• Exercise A: Return the full reading list word for word.

Saturday, 29 October 2016

Reading list, 29 October 2016

Shelley Bernstein teases a new wearable-tech approach to interpretation at the Barnes.
“When you go to a store, they are public buildings as much as they are privately owned businesses. You walk into Topshop, you walk into Loewe, you walk into J.W., you walk into a department store — they are these open buildings, which I feel have to give back. Now, they can give you back an experience, customer service, or something you’ve never seen before so it’s educating you at the same time."
“I enjoy going into a store where I find something new, so when I go to Dover Street [Market], I go 'Wow, that fuelled me up for today.' Now I will come back and make a repeat purchase, it’s not a hard sell. We need to lure people in to make them feel part of what we’re doing.”
I continue to be interested by how Jonathan Anderson's view of designing for two fashion houses links with running museums.

The time is certainly ripe for the "rediscovery" of Carolee Schneemann.

• Exercise B: Rename "fold-marker-icon" to "collapse-marker-icon" in everything from the start of the listing down to and including the line that contains "630, 49, 658]", and give those lines again with nothing else changed.

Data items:
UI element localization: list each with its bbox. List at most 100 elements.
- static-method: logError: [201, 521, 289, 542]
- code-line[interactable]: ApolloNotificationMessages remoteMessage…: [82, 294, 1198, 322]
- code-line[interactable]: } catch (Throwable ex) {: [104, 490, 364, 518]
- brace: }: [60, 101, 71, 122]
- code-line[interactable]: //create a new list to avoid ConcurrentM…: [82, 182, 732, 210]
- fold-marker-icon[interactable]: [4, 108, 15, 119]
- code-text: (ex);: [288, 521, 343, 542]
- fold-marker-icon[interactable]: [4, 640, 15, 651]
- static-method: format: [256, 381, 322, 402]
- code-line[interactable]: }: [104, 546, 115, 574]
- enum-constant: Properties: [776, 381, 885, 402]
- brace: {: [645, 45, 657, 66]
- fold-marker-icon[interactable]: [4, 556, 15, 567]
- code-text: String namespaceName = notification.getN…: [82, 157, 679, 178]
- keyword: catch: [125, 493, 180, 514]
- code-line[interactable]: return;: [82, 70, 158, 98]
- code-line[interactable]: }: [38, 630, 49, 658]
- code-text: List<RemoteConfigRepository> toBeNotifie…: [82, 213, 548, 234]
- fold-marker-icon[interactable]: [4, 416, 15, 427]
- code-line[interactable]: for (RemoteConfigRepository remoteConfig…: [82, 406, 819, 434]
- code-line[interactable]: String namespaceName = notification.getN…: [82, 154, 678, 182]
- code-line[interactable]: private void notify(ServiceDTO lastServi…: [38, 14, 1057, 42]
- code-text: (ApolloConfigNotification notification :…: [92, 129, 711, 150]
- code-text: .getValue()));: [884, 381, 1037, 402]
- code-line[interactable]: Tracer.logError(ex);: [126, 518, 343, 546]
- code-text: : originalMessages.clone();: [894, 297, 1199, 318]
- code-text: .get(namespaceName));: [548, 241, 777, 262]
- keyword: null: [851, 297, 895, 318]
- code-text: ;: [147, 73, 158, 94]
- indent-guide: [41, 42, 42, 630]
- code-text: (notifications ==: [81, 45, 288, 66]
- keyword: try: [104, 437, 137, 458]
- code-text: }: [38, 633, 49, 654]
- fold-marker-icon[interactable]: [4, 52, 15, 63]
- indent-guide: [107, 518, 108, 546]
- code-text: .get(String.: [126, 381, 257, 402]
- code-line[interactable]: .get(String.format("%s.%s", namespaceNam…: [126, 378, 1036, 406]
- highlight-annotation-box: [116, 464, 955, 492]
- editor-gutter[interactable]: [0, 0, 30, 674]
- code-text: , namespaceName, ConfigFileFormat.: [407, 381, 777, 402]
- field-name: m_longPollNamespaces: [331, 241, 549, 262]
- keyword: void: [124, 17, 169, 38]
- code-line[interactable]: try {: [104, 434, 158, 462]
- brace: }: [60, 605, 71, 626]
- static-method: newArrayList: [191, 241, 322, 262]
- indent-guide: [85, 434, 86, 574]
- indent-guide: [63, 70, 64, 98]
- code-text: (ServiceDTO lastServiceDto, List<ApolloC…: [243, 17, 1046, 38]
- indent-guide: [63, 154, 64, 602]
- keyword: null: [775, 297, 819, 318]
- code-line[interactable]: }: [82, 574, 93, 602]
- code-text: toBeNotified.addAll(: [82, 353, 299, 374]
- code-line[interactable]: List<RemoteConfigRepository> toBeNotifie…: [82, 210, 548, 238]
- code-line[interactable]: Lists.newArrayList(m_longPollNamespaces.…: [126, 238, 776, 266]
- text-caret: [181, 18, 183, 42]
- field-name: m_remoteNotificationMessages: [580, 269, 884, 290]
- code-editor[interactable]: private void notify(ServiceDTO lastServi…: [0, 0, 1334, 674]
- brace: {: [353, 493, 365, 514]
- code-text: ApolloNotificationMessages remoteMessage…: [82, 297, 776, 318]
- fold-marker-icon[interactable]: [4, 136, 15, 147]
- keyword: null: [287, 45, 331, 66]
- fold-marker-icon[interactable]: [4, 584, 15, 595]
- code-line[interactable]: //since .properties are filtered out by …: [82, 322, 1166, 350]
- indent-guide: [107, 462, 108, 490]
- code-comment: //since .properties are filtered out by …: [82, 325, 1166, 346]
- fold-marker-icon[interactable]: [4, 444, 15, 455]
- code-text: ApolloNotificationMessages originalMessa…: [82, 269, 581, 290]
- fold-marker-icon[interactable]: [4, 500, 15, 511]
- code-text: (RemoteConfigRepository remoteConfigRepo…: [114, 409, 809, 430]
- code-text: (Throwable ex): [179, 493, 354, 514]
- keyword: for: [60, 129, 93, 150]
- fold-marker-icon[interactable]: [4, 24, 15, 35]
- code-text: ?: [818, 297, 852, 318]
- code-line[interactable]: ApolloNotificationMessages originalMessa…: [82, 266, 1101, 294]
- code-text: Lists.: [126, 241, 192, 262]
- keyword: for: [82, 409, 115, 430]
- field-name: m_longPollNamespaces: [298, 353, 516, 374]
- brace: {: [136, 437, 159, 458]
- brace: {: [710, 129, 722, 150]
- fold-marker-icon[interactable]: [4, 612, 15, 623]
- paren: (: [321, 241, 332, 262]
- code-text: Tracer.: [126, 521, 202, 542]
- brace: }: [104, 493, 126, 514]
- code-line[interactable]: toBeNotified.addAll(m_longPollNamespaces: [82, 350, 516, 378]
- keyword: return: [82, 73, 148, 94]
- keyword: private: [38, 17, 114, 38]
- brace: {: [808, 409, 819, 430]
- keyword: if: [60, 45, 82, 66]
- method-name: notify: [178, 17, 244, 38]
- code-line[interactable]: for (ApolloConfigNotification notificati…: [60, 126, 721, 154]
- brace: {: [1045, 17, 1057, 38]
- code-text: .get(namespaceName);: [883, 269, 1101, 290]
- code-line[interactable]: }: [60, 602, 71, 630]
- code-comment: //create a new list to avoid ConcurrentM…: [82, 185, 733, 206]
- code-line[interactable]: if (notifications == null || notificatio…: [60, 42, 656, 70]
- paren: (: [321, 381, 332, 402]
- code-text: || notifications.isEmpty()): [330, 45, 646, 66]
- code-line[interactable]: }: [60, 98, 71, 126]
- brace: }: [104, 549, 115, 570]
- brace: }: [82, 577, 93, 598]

• Complete response A:
Saturday, 29 October 2016

Reading list, 29 October 2016

Shelley Bernstein teases a new wearable-tech approach to interpretation at the Barnes.
“When you go to a store, they are public buildings as much as they are privately owned businesses. You walk into Topshop, you walk into Loewe, you walk into J.W., you walk into a department store — they are these open buildings, which I feel have to give back. Now, they can give you back an experience, customer service, or something you’ve never seen before so it’s educating you at the same time."
“I enjoy going into a store where I find something new, so when I go to Dover Street [Market], I go 'Wow, that fuelled me up for today.' Now I will come back and make a repeat purchase, it’s not a hard sell. We need to lure people in to make them feel part of what we’re doing.”
I continue to be interested by how Jonathan Anderson's view of designing for two fashion houses links with running museums.

The time is certainly ripe for the "rediscovery" of Carolee Schneemann.

• Complete response B:
UI element localization: list each with its bbox. List at most 100 elements.
- static-method: logError: [201, 521, 289, 542]
- code-line[interactable]: ApolloNotificationMessages remoteMessage…: [82, 294, 1198, 322]
- code-line[interactable]: } catch (Throwable ex) {: [104, 490, 364, 518]
- brace: }: [60, 101, 71, 122]
- code-line[interactable]: //create a new list to avoid ConcurrentM…: [82, 182, 732, 210]
- collapse-marker-icon[interactable]: [4, 108, 15, 119]
- code-text: (ex);: [288, 521, 343, 542]
- collapse-marker-icon[interactable]: [4, 640, 15, 651]
- static-method: format: [256, 381, 322, 402]
- code-line[interactable]: }: [104, 546, 115, 574]
- enum-constant: Properties: [776, 381, 885, 402]
- brace: {: [645, 45, 657, 66]
- collapse-marker-icon[interactable]: [4, 556, 15, 567]
- code-text: String namespaceName = notification.getN…: [82, 157, 679, 178]
- keyword: catch: [125, 493, 180, 514]
- code-line[interactable]: return;: [82, 70, 158, 98]
- code-line[interactable]: }: [38, 630, 49, 658]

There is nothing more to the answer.